● Set task:
Each record is to be transcribed exactly.
** Begin Data shown **
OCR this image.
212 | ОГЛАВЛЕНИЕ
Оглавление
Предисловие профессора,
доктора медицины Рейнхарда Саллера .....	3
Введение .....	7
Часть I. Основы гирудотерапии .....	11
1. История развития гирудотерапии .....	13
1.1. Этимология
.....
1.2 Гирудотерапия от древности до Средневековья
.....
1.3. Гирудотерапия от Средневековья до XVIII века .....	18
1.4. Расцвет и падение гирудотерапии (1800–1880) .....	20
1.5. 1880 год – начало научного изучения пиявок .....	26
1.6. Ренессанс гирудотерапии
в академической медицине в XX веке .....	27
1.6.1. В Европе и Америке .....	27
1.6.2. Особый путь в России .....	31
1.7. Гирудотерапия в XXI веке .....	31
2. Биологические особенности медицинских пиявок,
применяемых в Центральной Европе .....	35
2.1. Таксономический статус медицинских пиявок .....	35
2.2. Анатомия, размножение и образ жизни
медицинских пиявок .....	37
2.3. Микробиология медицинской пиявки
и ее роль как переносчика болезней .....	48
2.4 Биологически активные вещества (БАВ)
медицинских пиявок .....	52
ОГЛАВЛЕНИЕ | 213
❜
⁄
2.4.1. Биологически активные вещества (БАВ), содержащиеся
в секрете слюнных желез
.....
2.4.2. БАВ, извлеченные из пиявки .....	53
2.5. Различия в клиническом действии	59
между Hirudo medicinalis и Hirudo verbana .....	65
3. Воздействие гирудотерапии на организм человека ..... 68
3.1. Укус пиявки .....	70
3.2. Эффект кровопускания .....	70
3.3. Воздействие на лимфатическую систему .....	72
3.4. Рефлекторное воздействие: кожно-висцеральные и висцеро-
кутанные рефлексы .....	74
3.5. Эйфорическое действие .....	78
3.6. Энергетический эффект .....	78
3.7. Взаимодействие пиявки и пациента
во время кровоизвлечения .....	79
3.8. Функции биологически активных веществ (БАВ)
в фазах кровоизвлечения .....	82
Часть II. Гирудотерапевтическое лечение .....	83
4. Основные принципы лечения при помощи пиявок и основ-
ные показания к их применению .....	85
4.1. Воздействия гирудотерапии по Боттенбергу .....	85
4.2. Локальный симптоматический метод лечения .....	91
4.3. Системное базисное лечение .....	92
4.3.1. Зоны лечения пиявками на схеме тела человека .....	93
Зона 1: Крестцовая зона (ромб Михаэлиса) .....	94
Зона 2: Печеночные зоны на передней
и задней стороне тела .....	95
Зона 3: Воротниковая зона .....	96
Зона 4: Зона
** End Data shown **
● Solved exercise:
OCR this image.
212 | ОГЛАВЛЕНИЕ
Оглавление
Предисловие профессора,
доктора медицины Рейнхарда Саллера .....	3
Введение .....	7
Часть I. Основы гирудотерапии .....	11
1. История развития гирудотерапии .....	13
1.1. Этимология
.....
1.2 Гирудотерапия от древности до Средневековья
.....
1.3. Гирудотерапия от Средневековья до XVIII века .....	18
1.4. Расцвет и падение гирудотерапии (1800–1880) .....	20
1.5. 1880 год – начало научного изучения пиявок .....	26
1.6. Ренессанс гирудотерапии
в академической медицине в XX веке .....	27
1.6.1. В Европе и Америке .....	27
1.6.2. Особый путь в России .....	31
1.7. Гирудотерапия в XXI веке .....	31
2. Биологические особенности медицинских пиявок,
применяемых в Центральной Европе .....	35
2.1. Таксономический статус медицинских пиявок .....	35
2.2. Анатомия, размножение и образ жизни
медицинских пиявок .....	37
2.3. Микробиология медицинской пиявки
и ее роль как переносчика болезней .....	48
2.4 Биологически активные вещества (БАВ)
медицинских пиявок .....	52
ОГЛАВЛЕНИЕ | 213
❜
⁄
2.4.1. Биологически активные вещества (БАВ), содержащиеся
в секрете слюнных желез
.....
2.4.2. БАВ, извлеченные из пиявки .....	53
2.5. Различия в клиническом действии	59
между Hirudo medicinalis и Hirudo verbana .....	65
3. Воздействие гирудотерапии на организм человека ..... 68
3.1. Укус пиявки .....	70
3.2. Эффект кровопускания .....	70
3.3. Воздействие на лимфатическую систему .....	72
3.4. Рефлекторное воздействие: кожно-висцеральные и висцеро-
кутанные рефлексы .....	74
3.5. Эйфорическое действие .....	78
3.6. Энергетический эффект .....	78
3.7. Взаимодействие пиявки и пациента
во время кровоизвлечения .....	79
3.8. Функции биологически активных веществ (БАВ)
в фазах кровоизвлечения .....	82
Часть II. Гирудотерапевтическое лечение .....	83
4. Основные принципы лечения при помощи пиявок и основ-
ные показания к их применению .....	85
4.1. Воздействия гирудотерапии по Боттенбергу .....	85
4.2. Локальный симптоматический метод лечения .....	91
4.3. Системное базисное лечение .....	92
4.3.1. Зоны лечения пиявками на схеме тела человека .....	93
Зона 1: Крестцовая зона (ромб Михаэлиса) .....	94
Зона 2: Печеночные зоны на передней
и задней стороне тела .....	95
Зона 3: Воротниковая зона .....	96
Зона 4: Зона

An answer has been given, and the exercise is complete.